_Aim_. Transcribe all the records with complete accuracy.

_Supplied records_.
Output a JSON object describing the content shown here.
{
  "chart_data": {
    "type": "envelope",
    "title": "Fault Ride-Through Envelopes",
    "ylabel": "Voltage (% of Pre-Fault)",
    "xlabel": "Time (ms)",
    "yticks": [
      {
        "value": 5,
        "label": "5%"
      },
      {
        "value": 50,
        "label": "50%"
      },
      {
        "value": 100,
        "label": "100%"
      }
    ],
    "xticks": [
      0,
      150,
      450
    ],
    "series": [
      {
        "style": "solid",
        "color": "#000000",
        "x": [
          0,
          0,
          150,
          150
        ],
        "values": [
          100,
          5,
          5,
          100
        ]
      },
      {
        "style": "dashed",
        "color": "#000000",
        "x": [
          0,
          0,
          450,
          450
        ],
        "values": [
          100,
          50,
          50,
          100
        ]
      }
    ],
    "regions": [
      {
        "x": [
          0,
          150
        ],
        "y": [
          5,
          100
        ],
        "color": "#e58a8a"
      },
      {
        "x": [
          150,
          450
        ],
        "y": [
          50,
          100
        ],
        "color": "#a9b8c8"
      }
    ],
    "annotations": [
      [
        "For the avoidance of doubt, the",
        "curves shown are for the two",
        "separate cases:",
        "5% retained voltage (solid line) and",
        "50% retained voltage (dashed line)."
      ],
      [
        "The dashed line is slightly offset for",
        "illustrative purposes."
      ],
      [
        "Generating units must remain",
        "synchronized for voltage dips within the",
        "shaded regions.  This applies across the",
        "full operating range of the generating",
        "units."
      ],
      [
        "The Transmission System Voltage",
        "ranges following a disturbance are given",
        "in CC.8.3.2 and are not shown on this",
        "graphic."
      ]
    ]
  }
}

_Response to this task_.
Output a JSON object describing the content shown here.
{
  "chart_data": {
    "type": "envelope",
    "title": "Fault Ride-Through Envelopes",
    "ylabel": "Voltage (% of Pre-Fault)",
    "xlabel": "Time (ms)",
    "yticks": [
      {
        "value": 5,
        "label": "5%"
      },
      {
        "value": 50,
        "label": "50%"
      },
      {
        "value": 100,
        "label": "100%"
      }
    ],
    "xticks": [
      0,
      150,
      450
    ],
    "series": [
      {
        "style": "solid",
        "color": "#000000",
        "x": [
          0,
          0,
          150,
          150
        ],
        "values": [
          100,
          5,
          5,
          100
        ]
      },
      {
        "style": "dashed",
        "color": "#000000",
        "x": [
          0,
          0,
          450,
          450
        ],
        "values": [
          100,
          50,
          50,
          100
        ]
      }
    ],
    "regions": [
      {
        "x": [
          0,
          150
        ],
        "y": [
          5,
          100
        ],
        "color": "#e58a8a"
      },
      {
        "x": [
          150,
          450
        ],
        "y": [
          50,
          100
        ],
        "color": "#a9b8c8"
      }
    ],
    "annotations": [
      [
        "For the avoidance of doubt, the",
        "curves shown are for the two",
        "separate cases:",
        "5% retained voltage (solid line) and",
        "50% retained voltage (dashed line)."
      ],
      [
        "The dashed line is slightly offset for",
        "illustrative purposes."
      ],
      [
        "Generating units must remain",
        "synchronized for voltage dips within the",
        "shaded regions.  This applies across the",
        "full operating range of the generating",
        "units."
      ],
      [
        "The Transmission System Voltage",
        "ranges following a disturbance are given",
        "in CC.8.3.2 and are not shown on this",
        "graphic."
      ]
    ]
  }
}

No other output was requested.